# EXERCISE
From the listing below, pick out each line with the word "marker".

# ENTRIES SUPPLIED
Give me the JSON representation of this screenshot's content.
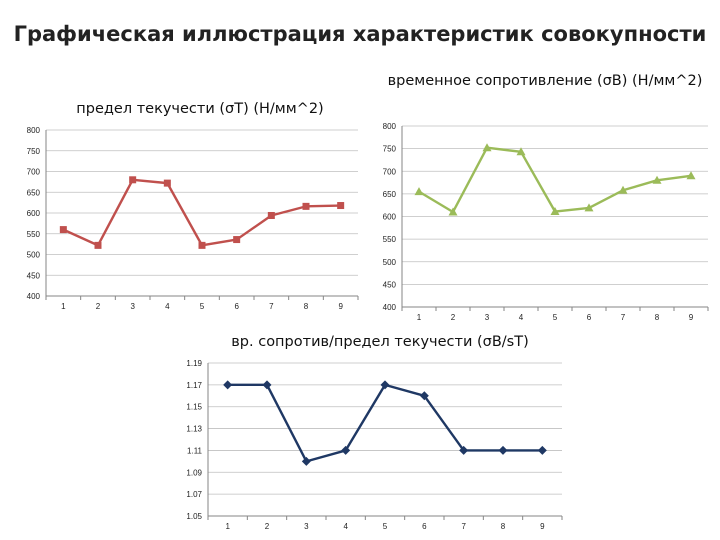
{
  "page": {
    "title": "Графическая иллюстрация характеристик совокупности"
  },
  "chart_data": [
    {
      "type": "line",
      "title": "предел текучести (σТ) (Н/мм^2)",
      "x": [
        1,
        2,
        3,
        4,
        5,
        6,
        7,
        8,
        9
      ],
      "y": [
        560,
        522,
        680,
        672,
        522,
        536,
        594,
        616,
        618
      ],
      "color": "#C0504D",
      "marker": "square",
      "ylim": [
        400,
        800
      ],
      "yticks": [
        400,
        450,
        500,
        550,
        600,
        650,
        700,
        750,
        800
      ],
      "ytick_labels": [
        "400",
        "450",
        "500",
        "550",
        "600",
        "650",
        "700",
        "750",
        "800"
      ],
      "grid": true
    },
    {
      "type": "line",
      "title": "временное сопротивление (σВ) (Н/мм^2)",
      "x": [
        1,
        2,
        3,
        4,
        5,
        6,
        7,
        8,
        9
      ],
      "y": [
        655,
        610,
        752,
        743,
        611,
        619,
        658,
        680,
        690
      ],
      "color": "#9BBB59",
      "marker": "triangle",
      "ylim": [
        400,
        800
      ],
      "yticks": [
        400,
        450,
        500,
        550,
        600,
        650,
        700,
        750,
        800
      ],
      "ytick_labels": [
        "400",
        "450",
        "500",
        "550",
        "600",
        "650",
        "700",
        "750",
        "800"
      ],
      "grid": true
    },
    {
      "type": "line",
      "title": "вр. сопротив/предел текучести (σВ/sТ)",
      "x": [
        1,
        2,
        3,
        4,
        5,
        6,
        7,
        8,
        9
      ],
      "y": [
        1.17,
        1.17,
        1.1,
        1.11,
        1.17,
        1.16,
        1.11,
        1.11,
        1.11
      ],
      "color": "#1F3864",
      "marker": "diamond",
      "ylim": [
        1.05,
        1.19
      ],
      "yticks": [
        1.05,
        1.07,
        1.09,
        1.11,
        1.13,
        1.15,
        1.17,
        1.19
      ],
      "ytick_labels": [
        "1.05",
        "1.07",
        "1.09",
        "1.11",
        "1.13",
        "1.15",
        "1.17",
        "1.19"
      ],
      "grid": true
    }
  ]
}
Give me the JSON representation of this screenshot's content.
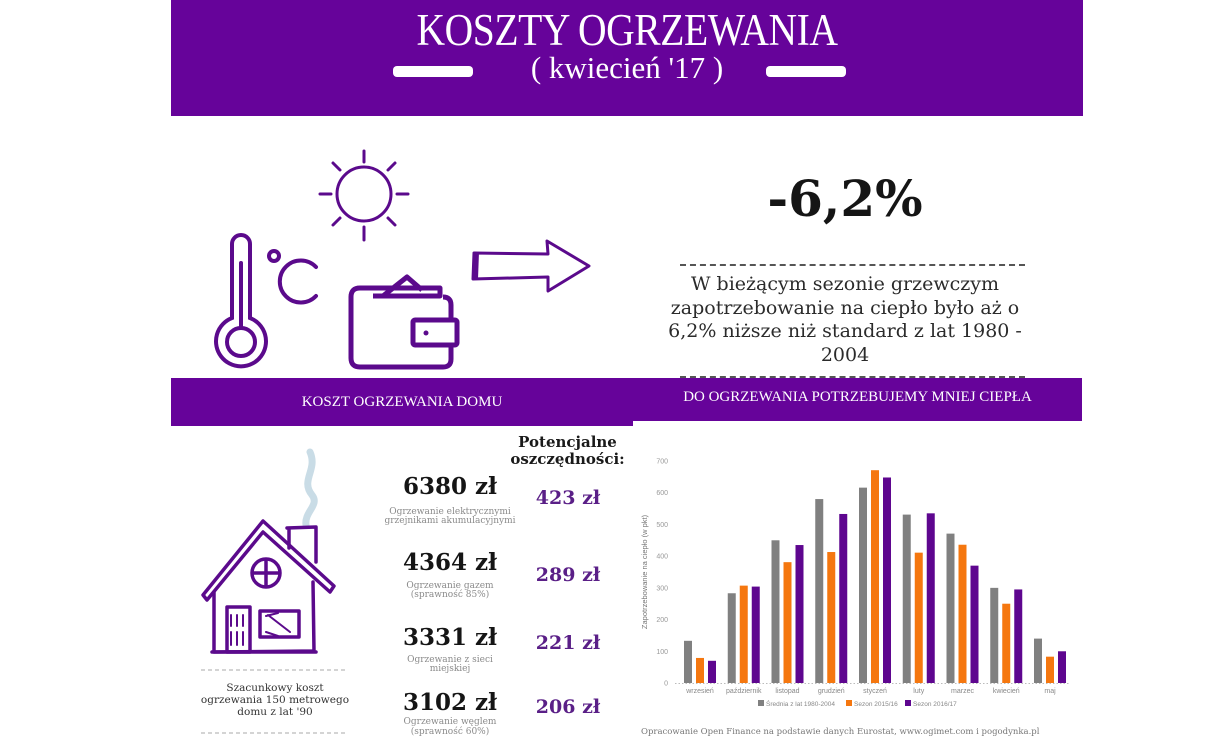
{
  "header": {
    "title": "KOSZTY OGRZEWANIA",
    "subtitle": "( kwiecień '17 )"
  },
  "icons": [
    "sun-icon",
    "thermometer-icon",
    "celsius-icon",
    "wallet-icon",
    "arrow-right-icon"
  ],
  "stat": {
    "value": "-6,2%",
    "description": "W bieżącym sezonie grzewczym zapotrzebowanie na ciepło było aż o 6,2% niższe niż standard z lat 1980 - 2004"
  },
  "sections": {
    "left_title": "KOSZT OGRZEWANIA DOMU",
    "right_title": "DO OGRZEWANIA POTRZEBUJEMY MNIEJ CIEPŁA"
  },
  "house": {
    "caption": "Szacunkowy koszt ogrzewania 150 metrowego domu z lat '90"
  },
  "costs": {
    "savings_header": "Potencjalne oszczędności:",
    "items": [
      {
        "value": "6380 zł",
        "desc_line1": "Ogrzewanie elektrycznymi",
        "desc_line2": "grzejnikami akumulacyjnymi",
        "saving": "423 zł"
      },
      {
        "value": "4364 zł",
        "desc_line1": "Ogrzewanie gazem",
        "desc_line2": "(sprawność 85%)",
        "saving": "289 zł"
      },
      {
        "value": "3331 zł",
        "desc_line1": "Ogrzewanie z sieci",
        "desc_line2": "miejskiej",
        "saving": "221 zł"
      },
      {
        "value": "3102 zł",
        "desc_line1": "Ogrzewanie węglem",
        "desc_line2": "(sprawność 60%)",
        "saving": "206 zł"
      }
    ]
  },
  "colors": {
    "brand_purple": "#66039a",
    "savings_purple": "#5a1f87",
    "series_gray": "#808080",
    "series_orange": "#f5770f",
    "series_purple": "#5e068f"
  },
  "chart_data": {
    "type": "bar",
    "title": "",
    "xlabel": "",
    "ylabel": "Zapotrzebowanie na ciepło (w pkt)",
    "ylim": [
      0,
      700
    ],
    "yticks": [
      0,
      100,
      200,
      300,
      400,
      500,
      600,
      700
    ],
    "grid": false,
    "legend_position": "bottom",
    "categories": [
      "wrzesień",
      "październik",
      "listopad",
      "grudzień",
      "styczeń",
      "luty",
      "marzec",
      "kwiecień",
      "maj"
    ],
    "series": [
      {
        "name": "Średnia z lat 1980-2004",
        "color": "#808080",
        "values": [
          133,
          283,
          450,
          580,
          616,
          531,
          471,
          300,
          140
        ]
      },
      {
        "name": "Sezon 2015/16",
        "color": "#f5770f",
        "values": [
          79,
          307,
          381,
          413,
          671,
          411,
          436,
          250,
          83
        ]
      },
      {
        "name": "Sezon 2016/17",
        "color": "#5e068f",
        "values": [
          70,
          304,
          435,
          533,
          648,
          535,
          370,
          295,
          100
        ]
      }
    ]
  },
  "source": "Opracowanie Open Finance na podstawie danych Eurostat, www.ogimet.com i pogodynka.pl"
}
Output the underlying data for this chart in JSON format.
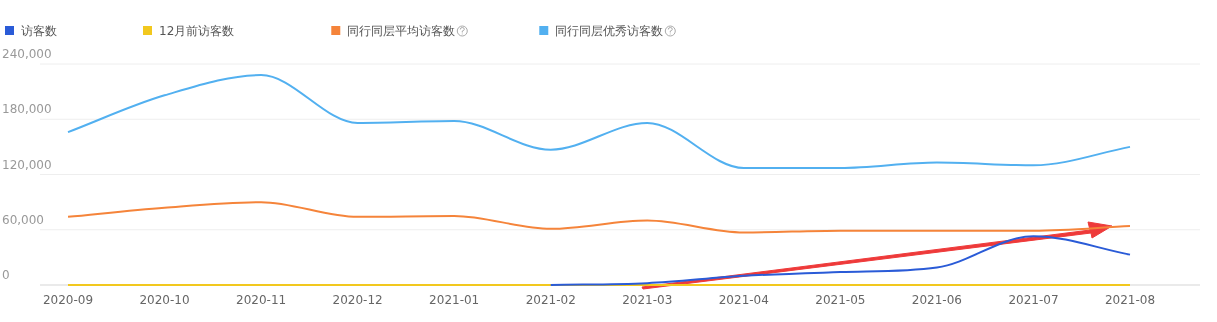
{
  "chart_data": {
    "type": "line",
    "categories": [
      "2020-09",
      "2020-10",
      "2020-11",
      "2020-12",
      "2021-01",
      "2021-02",
      "2021-03",
      "2021-04",
      "2021-05",
      "2021-06",
      "2021-07",
      "2021-08"
    ],
    "series": [
      {
        "name": "访客数",
        "color": "#2a5bd7",
        "values": [
          null,
          null,
          null,
          null,
          null,
          0,
          2000,
          10000,
          14000,
          19000,
          53000,
          33000
        ]
      },
      {
        "name": "12月前访客数",
        "color": "#f2c81e",
        "values": [
          0,
          0,
          0,
          0,
          0,
          0,
          0,
          0,
          0,
          0,
          0,
          0
        ]
      },
      {
        "name": "同行同层平均访客数",
        "color": "#f5843a",
        "values": [
          74000,
          84000,
          90000,
          74000,
          75000,
          61000,
          70000,
          57000,
          59000,
          59000,
          59000,
          64000
        ]
      },
      {
        "name": "同行同层优秀访客数",
        "color": "#52b0f0",
        "values": [
          166000,
          206000,
          228000,
          176000,
          178000,
          147000,
          176000,
          127000,
          127000,
          133000,
          130000,
          150000
        ]
      }
    ],
    "ylim": [
      0,
      240000
    ],
    "yticks": [
      0,
      {
        "value": 60000,
        "label": "60,000"
      },
      {
        "value": 120000,
        "label": "120,000"
      },
      {
        "value": 180000,
        "label": "180,000"
      },
      {
        "value": 240000,
        "label": "240,000"
      }
    ],
    "grid": "y",
    "legend": "top left",
    "marker": "none",
    "line_style": "solid"
  }
}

# EXERCISE OUTPUT
      "marker": "square",
      "marker": "triangle",
      "marker": "diamond",
    "marker": "none",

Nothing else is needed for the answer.